═══ Records supplied

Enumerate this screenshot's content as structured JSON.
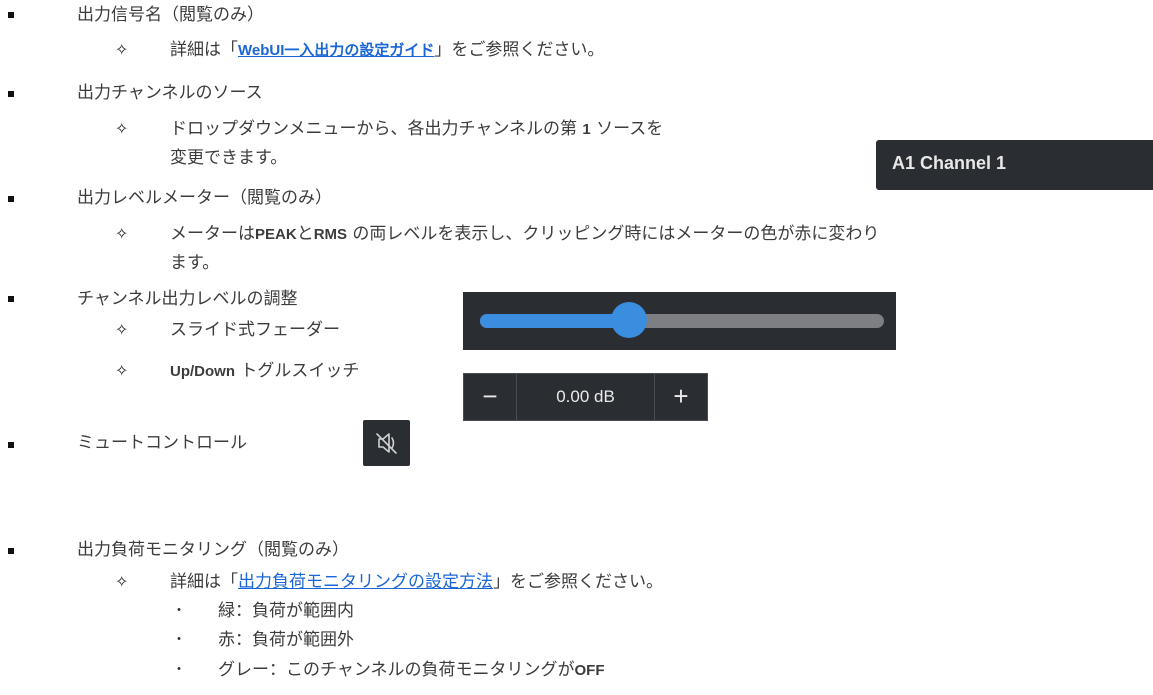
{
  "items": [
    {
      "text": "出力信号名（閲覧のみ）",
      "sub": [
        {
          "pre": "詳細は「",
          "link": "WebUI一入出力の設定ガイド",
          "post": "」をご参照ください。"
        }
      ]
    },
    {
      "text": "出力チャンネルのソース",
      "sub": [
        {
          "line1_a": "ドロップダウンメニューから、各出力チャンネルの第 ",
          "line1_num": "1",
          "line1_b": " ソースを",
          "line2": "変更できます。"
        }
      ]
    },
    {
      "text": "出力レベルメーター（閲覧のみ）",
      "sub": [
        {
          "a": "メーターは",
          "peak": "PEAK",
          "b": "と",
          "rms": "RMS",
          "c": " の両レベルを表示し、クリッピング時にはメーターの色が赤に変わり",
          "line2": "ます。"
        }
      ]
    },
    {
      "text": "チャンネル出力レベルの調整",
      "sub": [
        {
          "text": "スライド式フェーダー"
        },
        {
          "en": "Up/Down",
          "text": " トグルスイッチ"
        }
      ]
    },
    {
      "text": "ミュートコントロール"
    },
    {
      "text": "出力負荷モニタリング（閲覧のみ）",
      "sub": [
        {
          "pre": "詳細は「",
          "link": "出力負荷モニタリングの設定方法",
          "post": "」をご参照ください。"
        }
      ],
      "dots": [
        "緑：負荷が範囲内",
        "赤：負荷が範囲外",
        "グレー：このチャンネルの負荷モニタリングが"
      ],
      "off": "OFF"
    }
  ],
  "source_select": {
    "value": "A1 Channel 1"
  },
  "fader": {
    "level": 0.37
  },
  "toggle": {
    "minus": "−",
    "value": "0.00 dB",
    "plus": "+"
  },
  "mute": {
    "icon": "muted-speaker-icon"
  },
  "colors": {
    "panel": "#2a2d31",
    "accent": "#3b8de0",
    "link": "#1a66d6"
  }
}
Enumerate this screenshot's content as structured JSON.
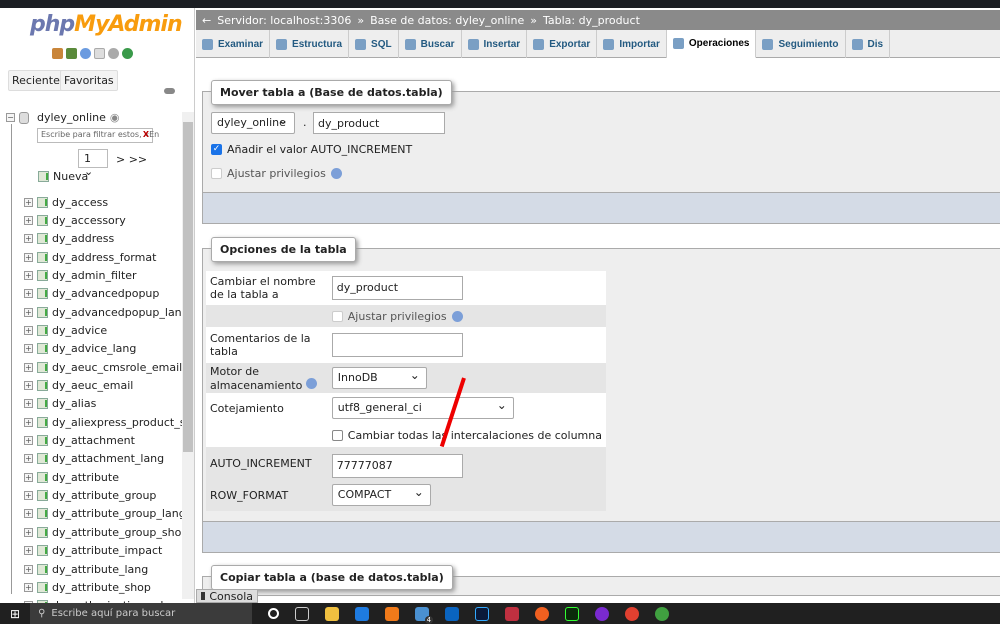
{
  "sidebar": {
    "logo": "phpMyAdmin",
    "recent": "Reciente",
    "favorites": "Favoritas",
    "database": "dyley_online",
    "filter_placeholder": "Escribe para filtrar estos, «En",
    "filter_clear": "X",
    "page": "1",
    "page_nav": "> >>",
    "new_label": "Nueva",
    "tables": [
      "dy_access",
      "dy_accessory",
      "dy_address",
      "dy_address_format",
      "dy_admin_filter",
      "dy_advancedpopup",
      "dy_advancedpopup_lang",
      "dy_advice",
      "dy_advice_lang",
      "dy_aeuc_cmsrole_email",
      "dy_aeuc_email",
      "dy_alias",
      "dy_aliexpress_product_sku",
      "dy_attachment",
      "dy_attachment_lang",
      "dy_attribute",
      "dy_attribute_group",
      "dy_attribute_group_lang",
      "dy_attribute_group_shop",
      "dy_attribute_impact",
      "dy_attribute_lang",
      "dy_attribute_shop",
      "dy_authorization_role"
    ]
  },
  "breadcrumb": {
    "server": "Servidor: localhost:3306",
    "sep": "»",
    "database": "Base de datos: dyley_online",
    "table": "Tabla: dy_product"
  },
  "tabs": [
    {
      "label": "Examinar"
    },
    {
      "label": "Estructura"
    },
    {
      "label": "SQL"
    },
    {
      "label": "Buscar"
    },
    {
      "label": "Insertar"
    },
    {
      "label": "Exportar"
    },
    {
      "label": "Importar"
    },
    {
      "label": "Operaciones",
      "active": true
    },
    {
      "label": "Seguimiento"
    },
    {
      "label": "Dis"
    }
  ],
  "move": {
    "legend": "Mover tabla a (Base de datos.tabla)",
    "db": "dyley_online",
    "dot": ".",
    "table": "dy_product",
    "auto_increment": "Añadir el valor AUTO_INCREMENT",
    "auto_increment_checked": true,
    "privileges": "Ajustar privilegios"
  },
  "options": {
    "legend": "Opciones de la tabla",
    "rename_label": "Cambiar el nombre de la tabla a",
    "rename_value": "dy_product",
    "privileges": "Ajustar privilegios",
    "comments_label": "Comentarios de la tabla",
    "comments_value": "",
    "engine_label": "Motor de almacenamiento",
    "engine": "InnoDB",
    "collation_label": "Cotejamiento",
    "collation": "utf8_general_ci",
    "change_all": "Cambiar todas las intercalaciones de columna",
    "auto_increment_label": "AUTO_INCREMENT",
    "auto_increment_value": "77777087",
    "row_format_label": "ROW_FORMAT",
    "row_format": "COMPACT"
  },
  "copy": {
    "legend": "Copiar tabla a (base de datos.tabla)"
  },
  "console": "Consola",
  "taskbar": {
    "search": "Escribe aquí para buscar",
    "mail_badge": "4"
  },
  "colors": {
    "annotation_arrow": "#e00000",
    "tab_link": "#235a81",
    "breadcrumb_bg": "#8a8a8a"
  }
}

══════

# [Written instruction]
Sift the material for lines with the string "閲覧のみ". Copy each one found.

# [Solution for this exercise]
      "text": "出力信号名（閲覧のみ）",
      "text": "出力レベルメーター（閲覧のみ）",
      "text": "出力負荷モニタリング（閲覧のみ）",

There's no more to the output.